INPUT ROWS:
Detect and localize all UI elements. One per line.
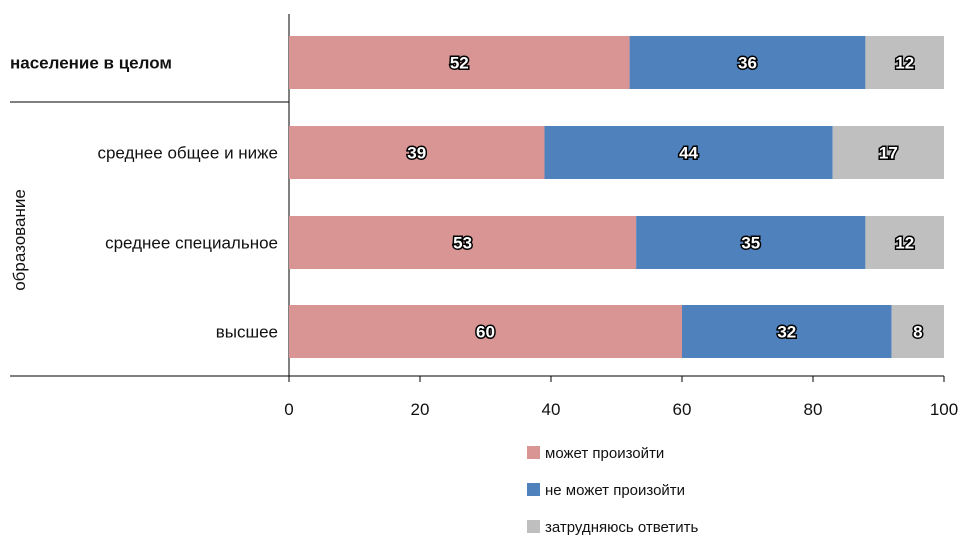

--

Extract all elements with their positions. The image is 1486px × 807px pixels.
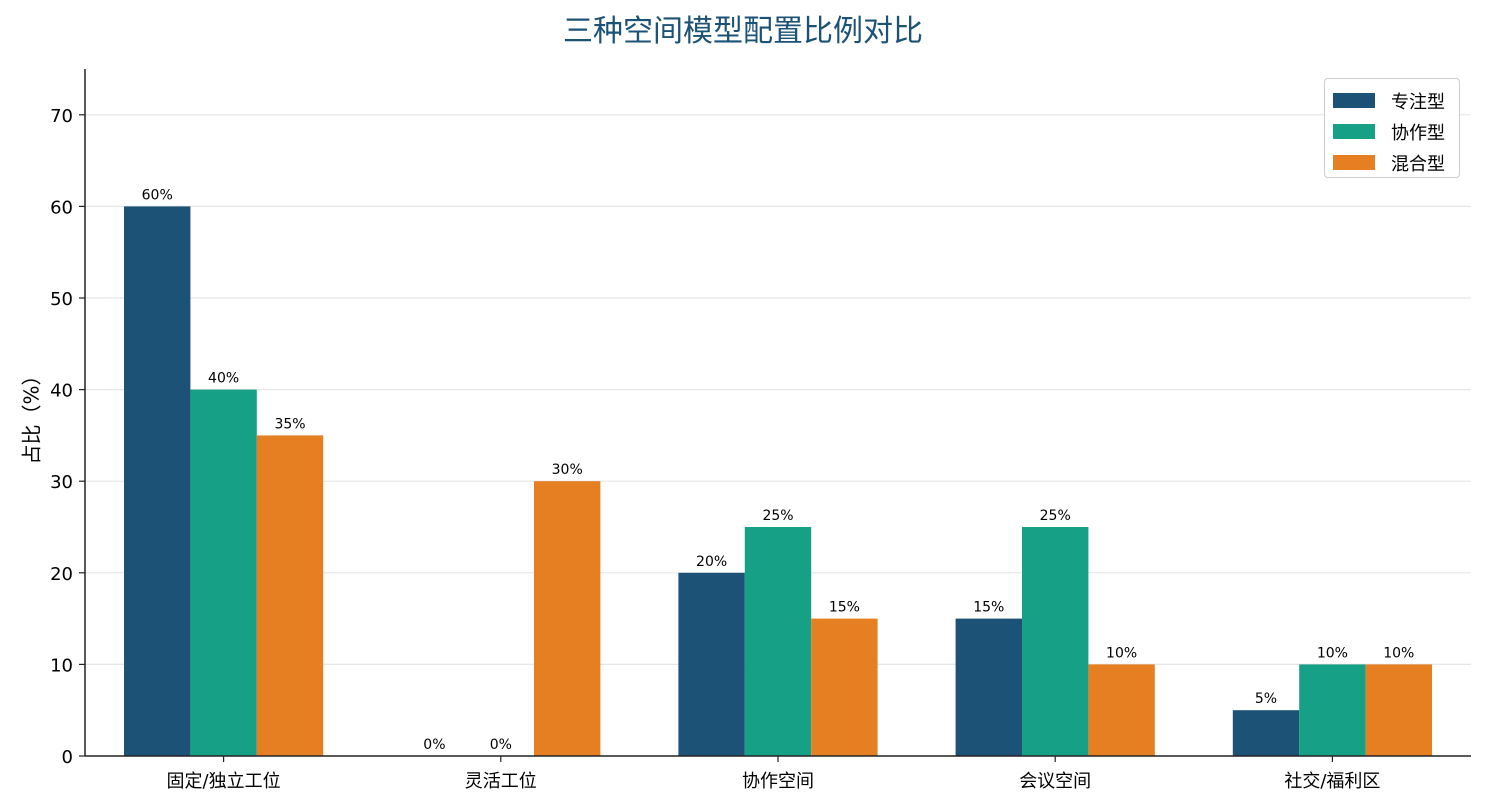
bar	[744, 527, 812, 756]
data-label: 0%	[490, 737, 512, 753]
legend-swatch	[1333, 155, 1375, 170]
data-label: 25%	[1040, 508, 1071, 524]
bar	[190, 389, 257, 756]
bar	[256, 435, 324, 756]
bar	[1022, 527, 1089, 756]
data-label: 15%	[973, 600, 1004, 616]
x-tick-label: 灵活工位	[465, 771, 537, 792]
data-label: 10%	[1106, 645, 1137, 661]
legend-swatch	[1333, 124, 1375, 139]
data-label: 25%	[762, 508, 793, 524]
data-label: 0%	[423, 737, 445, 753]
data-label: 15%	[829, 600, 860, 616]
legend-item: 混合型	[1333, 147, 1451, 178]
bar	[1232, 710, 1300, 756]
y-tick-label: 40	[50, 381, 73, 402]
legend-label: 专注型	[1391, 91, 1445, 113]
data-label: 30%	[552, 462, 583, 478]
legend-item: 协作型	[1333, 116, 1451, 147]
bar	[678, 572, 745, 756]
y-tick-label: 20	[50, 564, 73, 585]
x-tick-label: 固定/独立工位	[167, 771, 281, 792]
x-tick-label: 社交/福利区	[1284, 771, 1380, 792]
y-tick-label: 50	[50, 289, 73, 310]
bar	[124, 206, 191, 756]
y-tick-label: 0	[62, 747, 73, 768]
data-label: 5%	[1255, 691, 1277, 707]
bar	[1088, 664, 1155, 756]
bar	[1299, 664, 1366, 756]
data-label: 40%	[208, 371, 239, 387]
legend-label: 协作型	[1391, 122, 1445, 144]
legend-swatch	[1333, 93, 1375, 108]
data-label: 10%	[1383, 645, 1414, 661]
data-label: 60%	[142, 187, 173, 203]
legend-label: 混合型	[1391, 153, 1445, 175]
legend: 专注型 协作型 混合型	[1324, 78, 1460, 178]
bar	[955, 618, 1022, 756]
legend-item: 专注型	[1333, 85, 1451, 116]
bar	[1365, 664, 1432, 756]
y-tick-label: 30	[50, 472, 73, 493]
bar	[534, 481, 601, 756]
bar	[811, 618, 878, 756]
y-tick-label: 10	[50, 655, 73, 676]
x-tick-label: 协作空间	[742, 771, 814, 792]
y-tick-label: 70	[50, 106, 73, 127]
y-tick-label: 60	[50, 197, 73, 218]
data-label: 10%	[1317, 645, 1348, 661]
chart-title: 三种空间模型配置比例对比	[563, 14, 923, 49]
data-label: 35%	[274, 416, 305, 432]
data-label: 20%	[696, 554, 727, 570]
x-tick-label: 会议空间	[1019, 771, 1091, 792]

==

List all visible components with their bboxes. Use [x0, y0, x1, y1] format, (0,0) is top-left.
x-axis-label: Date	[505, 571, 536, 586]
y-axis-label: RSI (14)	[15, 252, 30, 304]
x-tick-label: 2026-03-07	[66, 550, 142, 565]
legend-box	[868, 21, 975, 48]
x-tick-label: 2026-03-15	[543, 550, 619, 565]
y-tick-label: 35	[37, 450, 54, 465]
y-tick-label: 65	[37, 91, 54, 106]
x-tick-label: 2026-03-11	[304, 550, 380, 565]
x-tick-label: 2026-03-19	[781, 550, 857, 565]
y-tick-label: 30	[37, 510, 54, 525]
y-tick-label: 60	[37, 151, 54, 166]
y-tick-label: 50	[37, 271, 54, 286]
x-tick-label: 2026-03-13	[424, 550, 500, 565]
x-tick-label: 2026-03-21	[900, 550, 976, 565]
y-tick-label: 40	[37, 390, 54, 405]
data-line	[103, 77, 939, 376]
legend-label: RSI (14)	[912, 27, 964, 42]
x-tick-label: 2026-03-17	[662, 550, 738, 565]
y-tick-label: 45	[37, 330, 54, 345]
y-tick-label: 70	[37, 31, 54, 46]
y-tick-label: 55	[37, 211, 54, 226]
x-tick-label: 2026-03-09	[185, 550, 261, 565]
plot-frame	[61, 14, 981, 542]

TO DO: Rewrite the material from the line that has "Extract all elements" through the line that has "771, 1091, 792]", changing "legend-swatch" to "legend-marker" and leaving everything else as it is. Omit the pictures from your answer.

WRITTEN RESPONSE:
Extract all elements with their positions. The image is 1486px × 807px pixels.
bar	[744, 527, 812, 756]
data-label: 0%	[490, 737, 512, 753]
legend-marker	[1333, 155, 1375, 170]
data-label: 25%	[1040, 508, 1071, 524]
bar	[190, 389, 257, 756]
bar	[256, 435, 324, 756]
bar	[1022, 527, 1089, 756]
data-label: 15%	[973, 600, 1004, 616]
x-tick-label: 灵活工位	[465, 771, 537, 792]
data-label: 10%	[1106, 645, 1137, 661]
legend-marker	[1333, 124, 1375, 139]
data-label: 25%	[762, 508, 793, 524]
data-label: 0%	[423, 737, 445, 753]
data-label: 15%	[829, 600, 860, 616]
legend-item: 混合型	[1333, 147, 1451, 178]
bar	[1232, 710, 1300, 756]
y-tick-label: 40	[50, 381, 73, 402]
legend-label: 专注型	[1391, 91, 1445, 113]
data-label: 30%	[552, 462, 583, 478]
legend-item: 协作型	[1333, 116, 1451, 147]
bar	[678, 572, 745, 756]
y-tick-label: 20	[50, 564, 73, 585]
x-tick-label: 固定/独立工位	[167, 771, 281, 792]
x-tick-label: 社交/福利区	[1284, 771, 1380, 792]
y-tick-label: 50	[50, 289, 73, 310]
bar	[124, 206, 191, 756]
y-tick-label: 0	[62, 747, 73, 768]
data-label: 5%	[1255, 691, 1277, 707]
bar	[1088, 664, 1155, 756]
bar	[1299, 664, 1366, 756]
data-label: 40%	[208, 371, 239, 387]
legend-label: 协作型	[1391, 122, 1445, 144]
legend-marker	[1333, 93, 1375, 108]
data-label: 10%	[1383, 645, 1414, 661]
data-label: 60%	[142, 187, 173, 203]
legend-label: 混合型	[1391, 153, 1445, 175]
legend: 专注型 协作型 混合型	[1324, 78, 1460, 178]
bar	[955, 618, 1022, 756]
legend-item: 专注型	[1333, 85, 1451, 116]
bar	[1365, 664, 1432, 756]
y-tick-label: 30	[50, 472, 73, 493]
bar	[534, 481, 601, 756]
bar	[811, 618, 878, 756]
y-tick-label: 10	[50, 655, 73, 676]
x-tick-label: 协作空间	[742, 771, 814, 792]
y-tick-label: 70	[50, 106, 73, 127]
y-tick-label: 60	[50, 197, 73, 218]
data-label: 10%	[1317, 645, 1348, 661]
chart-title: 三种空间模型配置比例对比	[563, 14, 923, 49]
data-label: 35%	[274, 416, 305, 432]
data-label: 20%	[696, 554, 727, 570]
x-tick-label: 会议空间	[1019, 771, 1091, 792]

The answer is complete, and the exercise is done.